Spatial layout records:
--- Start ---
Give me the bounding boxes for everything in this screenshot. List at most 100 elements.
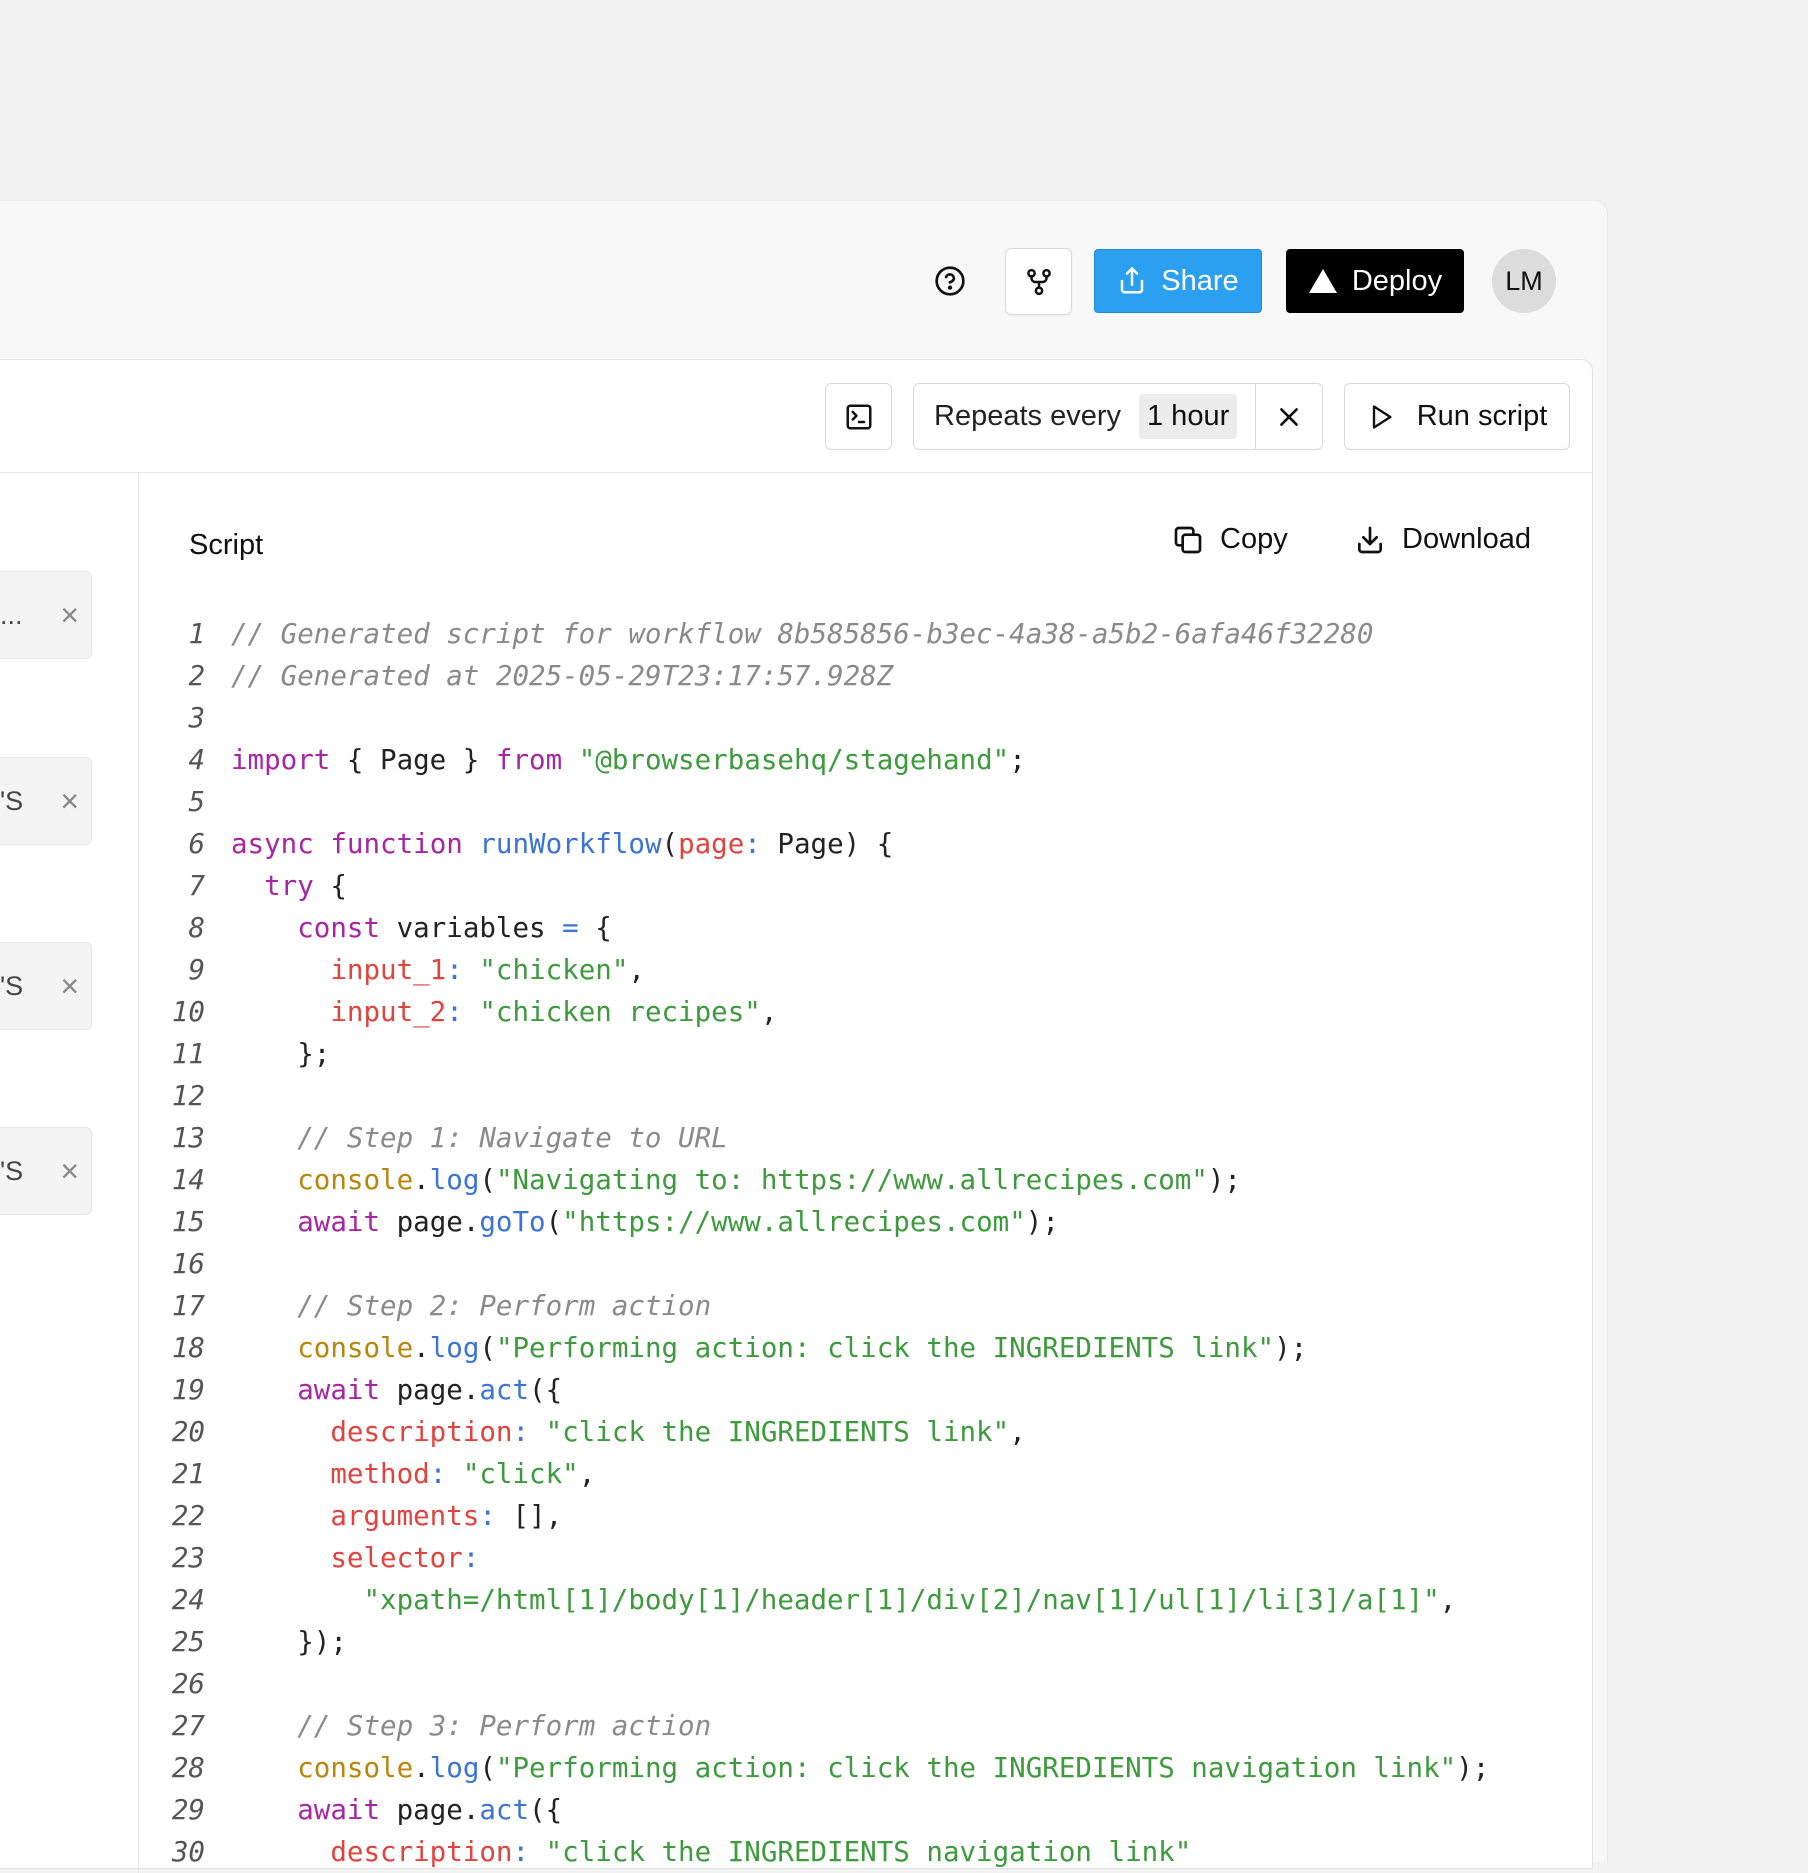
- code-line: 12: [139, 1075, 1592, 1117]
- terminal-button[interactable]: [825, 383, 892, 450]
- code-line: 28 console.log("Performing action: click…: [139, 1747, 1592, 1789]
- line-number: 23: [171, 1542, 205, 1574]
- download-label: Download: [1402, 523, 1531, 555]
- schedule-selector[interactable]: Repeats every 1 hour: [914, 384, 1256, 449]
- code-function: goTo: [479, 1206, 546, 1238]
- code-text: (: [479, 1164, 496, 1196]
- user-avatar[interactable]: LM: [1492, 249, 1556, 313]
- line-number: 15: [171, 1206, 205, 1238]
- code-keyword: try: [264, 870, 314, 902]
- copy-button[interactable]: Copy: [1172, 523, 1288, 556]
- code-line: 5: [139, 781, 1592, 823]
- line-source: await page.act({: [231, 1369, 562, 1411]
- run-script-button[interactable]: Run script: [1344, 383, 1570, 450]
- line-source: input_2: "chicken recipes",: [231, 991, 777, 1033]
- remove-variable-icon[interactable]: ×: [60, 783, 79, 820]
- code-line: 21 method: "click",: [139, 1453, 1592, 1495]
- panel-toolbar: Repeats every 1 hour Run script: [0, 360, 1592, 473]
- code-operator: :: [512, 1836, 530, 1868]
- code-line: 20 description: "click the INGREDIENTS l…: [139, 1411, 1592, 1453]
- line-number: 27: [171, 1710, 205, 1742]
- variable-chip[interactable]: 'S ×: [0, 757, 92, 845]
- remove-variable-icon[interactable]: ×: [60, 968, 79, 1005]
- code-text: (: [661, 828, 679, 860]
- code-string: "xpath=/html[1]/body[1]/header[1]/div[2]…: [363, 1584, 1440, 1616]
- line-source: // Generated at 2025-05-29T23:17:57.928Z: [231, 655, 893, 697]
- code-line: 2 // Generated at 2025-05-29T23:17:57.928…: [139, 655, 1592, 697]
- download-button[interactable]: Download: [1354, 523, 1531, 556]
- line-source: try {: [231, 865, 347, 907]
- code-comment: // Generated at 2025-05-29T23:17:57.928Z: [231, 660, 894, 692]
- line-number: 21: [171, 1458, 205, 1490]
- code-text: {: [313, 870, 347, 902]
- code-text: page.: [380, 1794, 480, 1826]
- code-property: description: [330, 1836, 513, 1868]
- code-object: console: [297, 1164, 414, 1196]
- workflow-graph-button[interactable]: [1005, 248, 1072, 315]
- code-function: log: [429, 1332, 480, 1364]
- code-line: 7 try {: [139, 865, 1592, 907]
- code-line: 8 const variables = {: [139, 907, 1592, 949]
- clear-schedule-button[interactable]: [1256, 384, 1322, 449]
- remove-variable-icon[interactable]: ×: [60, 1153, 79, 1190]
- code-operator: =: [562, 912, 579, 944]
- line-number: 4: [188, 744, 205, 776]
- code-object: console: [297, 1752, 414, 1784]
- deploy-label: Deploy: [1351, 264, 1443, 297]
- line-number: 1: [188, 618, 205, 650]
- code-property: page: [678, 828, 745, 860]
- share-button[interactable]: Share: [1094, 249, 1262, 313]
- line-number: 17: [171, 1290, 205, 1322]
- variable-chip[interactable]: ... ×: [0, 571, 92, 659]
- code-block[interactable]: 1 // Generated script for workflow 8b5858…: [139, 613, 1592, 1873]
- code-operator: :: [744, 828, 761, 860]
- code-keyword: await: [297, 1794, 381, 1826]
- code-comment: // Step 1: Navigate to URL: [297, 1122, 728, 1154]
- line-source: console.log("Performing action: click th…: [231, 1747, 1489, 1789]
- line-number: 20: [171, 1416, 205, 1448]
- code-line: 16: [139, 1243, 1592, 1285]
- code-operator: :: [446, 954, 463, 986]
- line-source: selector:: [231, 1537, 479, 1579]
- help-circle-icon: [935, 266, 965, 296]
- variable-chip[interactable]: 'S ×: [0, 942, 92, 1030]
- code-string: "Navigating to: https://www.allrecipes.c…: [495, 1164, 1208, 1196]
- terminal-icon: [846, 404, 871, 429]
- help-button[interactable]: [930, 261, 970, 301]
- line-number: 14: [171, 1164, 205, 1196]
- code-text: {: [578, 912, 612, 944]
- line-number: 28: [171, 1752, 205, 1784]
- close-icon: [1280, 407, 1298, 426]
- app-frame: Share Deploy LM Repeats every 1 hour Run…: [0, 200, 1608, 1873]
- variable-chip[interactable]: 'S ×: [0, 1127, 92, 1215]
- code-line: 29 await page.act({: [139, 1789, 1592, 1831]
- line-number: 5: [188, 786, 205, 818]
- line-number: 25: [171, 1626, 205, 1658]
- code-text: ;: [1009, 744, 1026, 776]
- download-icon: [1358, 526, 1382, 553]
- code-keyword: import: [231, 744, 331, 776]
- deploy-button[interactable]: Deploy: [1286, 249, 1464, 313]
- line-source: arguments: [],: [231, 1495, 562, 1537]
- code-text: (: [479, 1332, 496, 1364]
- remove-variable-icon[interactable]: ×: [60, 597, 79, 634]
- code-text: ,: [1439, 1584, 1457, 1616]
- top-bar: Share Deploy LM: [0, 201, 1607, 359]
--- End ---
Task to complete: Print the lines of the records between the line containing "- code-line: 12: [139, 1075, 1592, 1117]" and the line containing "- schedule-selector[interactable]: Repeats", inclusive, reproducing them without any change.

Task output:
- code-line: 12: [139, 1075, 1592, 1117]
- terminal-button[interactable]: [825, 383, 892, 450]
- code-line: 28 console.log("Performing action: click…: [139, 1747, 1592, 1789]
- line-number: 23: [171, 1542, 205, 1574]
- download-label: Download: [1402, 523, 1531, 555]
- schedule-selector[interactable]: Repeats every 1 hour: [914, 384, 1256, 449]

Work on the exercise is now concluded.